* Information shown:
◇ ◇ ◇ ◇

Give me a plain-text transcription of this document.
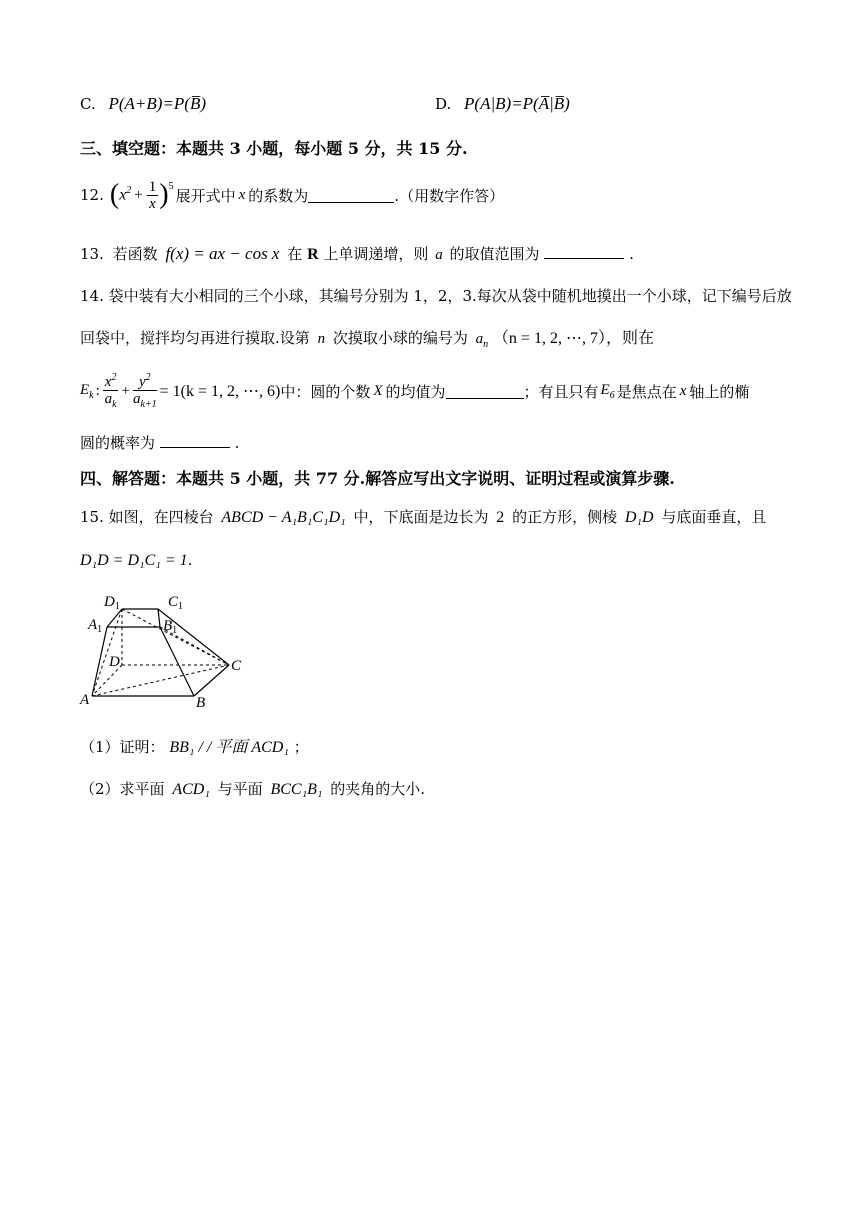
C. P(A+B)=P(B̅)	D. P(A|B)=P(A̅|B̅)
三、填空题：本题共 3 小题，每小题 5 分，共 15 分.
12. ( $x^2 + \frac{1}{x} )^5$
展开式中 x 的系数为	.（用数字作答）
13. 若函数 f(x) = ax − cos x 在 R 上单调递增，则 a 的取值范围为	.
14. 袋中装有大小相同的三个小球，其编号分别为 1，2，3.每次从袋中随机地摸出一个小球，记下编号后放
回袋中，搅拌均匀再进行摸取.设第 n 次摸取小球的编号为 $a_n$ （n = 1, 2, ⋯, 7），则在
$E_k$ : $\frac{x^2}{a_k} + \frac{y^2}{a_{k+1}} = 1(k = 1$, 2, ⋯, 6) 中：圆的个数 X 的均值为	；有且只有 $E_6$ 是焦点在 x 轴上的椭
圆的概率为	.
四、解答题：本题共 5 小题，共 77 分.解答应写出文字说明、证明过程或演算步骤.
15. 如图，在四棱台 ABCD − A₁B₁C₁D₁ 中，下底面是边长为 2 的正方形，侧棱 D₁D 与底面垂直，且
D₁D = D₁C₁ = 1.
$D_1$	$C_1$
$A_1$	$B_1$
D	C
A	B
（1）证明： BB₁ / / 平面 ACD₁ ；
（2）求平面 ACD₁ 与平面 BCC₁B₁ 的夹角的大小.
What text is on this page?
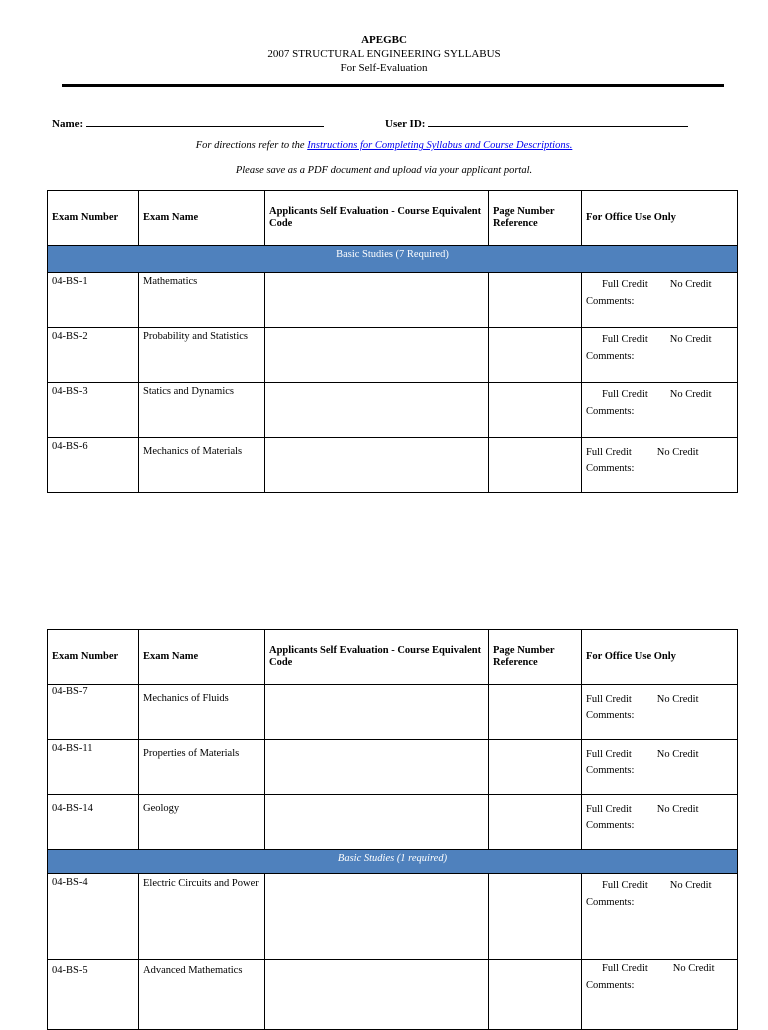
APEGBC
2007 STRUCTURAL ENGINEERING SYLLABUS
For Self-Evaluation
Name:	User ID:
For directions refer to the Instructions for Completing Syllabus and Course Descriptions.
Please save as a PDF document and upload via your applicant portal.
Exam Number	Exam Name	Applicants Self Evaluation - Course Equivalent Code	Page Number Reference	For Office Use Only
Basic Studies (7 Required)				
04-BS-1	Mathematics			Full Credit No Credit
Comments:
04-BS-2	Probability and Statistics			Full Credit No Credit
Comments:
04-BS-3	Statics and Dynamics			Full Credit No Credit
Comments:
04-BS-6	Mechanics of Materials			Full Credit No Credit
Comments:
Exam Number	Exam Name	Applicants Self Evaluation - Course Equivalent Code	Page Number Reference	For Office Use Only
04-BS-7	Mechanics of Fluids			Full Credit No Credit
Comments:
04-BS-11	Properties of Materials			Full Credit No Credit
Comments:
04-BS-14	Geology			Full Credit No Credit
Comments:
Basic Studies (1 required)				
04-BS-4	Electric Circuits and Power			Full Credit No Credit
Comments:
04-BS-5	Advanced Mathematics			Full Credit No Credit
Comments:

◇ ◇ ◇ ◇

* Goal:
Copy every entry word for word, but omit the pictures.

* Complete response:
Give me a plain-text transcription of this document.
C. P(A+B)=P(B̅)	D. P(A|B)=P(A̅|B̅)
三、填空题：本题共 3 小题，每小题 5 分，共 15 分.
12. ( $x^2 + \frac{1}{x} )^5$
展开式中 x 的系数为	.（用数字作答）
13. 若函数 f(x) = ax − cos x 在 R 上单调递增，则 a 的取值范围为	.
14. 袋中装有大小相同的三个小球，其编号分别为 1，2，3.每次从袋中随机地摸出一个小球，记下编号后放
回袋中，搅拌均匀再进行摸取.设第 n 次摸取小球的编号为 $a_n$ （n = 1, 2, ⋯, 7），则在
$E_k$ : $\frac{x^2}{a_k} + \frac{y^2}{a_{k+1}} = 1(k = 1$, 2, ⋯, 6) 中：圆的个数 X 的均值为	；有且只有 $E_6$ 是焦点在 x 轴上的椭
圆的概率为	.
四、解答题：本题共 5 小题，共 77 分.解答应写出文字说明、证明过程或演算步骤.
15. 如图，在四棱台 ABCD − A₁B₁C₁D₁ 中，下底面是边长为 2 的正方形，侧棱 D₁D 与底面垂直，且
D₁D = D₁C₁ = 1.
$D_1$	$C_1$
$A_1$	$B_1$
D	C
A	B
（1）证明： BB₁ / / 平面 ACD₁ ；
（2）求平面 ACD₁ 与平面 BCC₁B₁ 的夹角的大小.
What text is on this page?
APEGBC
2007 STRUCTURAL ENGINEERING SYLLABUS
For Self-Evaluation
Name:	User ID:
For directions refer to the Instructions for Completing Syllabus and Course Descriptions.
Please save as a PDF document and upload via your applicant portal.
Exam Number	Exam Name	Applicants Self Evaluation - Course Equivalent Code	Page Number Reference	For Office Use Only
Basic Studies (7 Required)				
04-BS-1	Mathematics			Full Credit No Credit
Comments:
04-BS-2	Probability and Statistics			Full Credit No Credit
Comments:
04-BS-3	Statics and Dynamics			Full Credit No Credit
Comments:
04-BS-6	Mechanics of Materials			Full Credit No Credit
Comments:
Exam Number	Exam Name	Applicants Self Evaluation - Course Equivalent Code	Page Number Reference	For Office Use Only
04-BS-7	Mechanics of Fluids			Full Credit No Credit
Comments:
04-BS-11	Properties of Materials			Full Credit No Credit
Comments:
04-BS-14	Geology			Full Credit No Credit
Comments:
Basic Studies (1 required)				
04-BS-4	Electric Circuits and Power			Full Credit No Credit
Comments:
04-BS-5	Advanced Mathematics			Full Credit No Credit
Comments:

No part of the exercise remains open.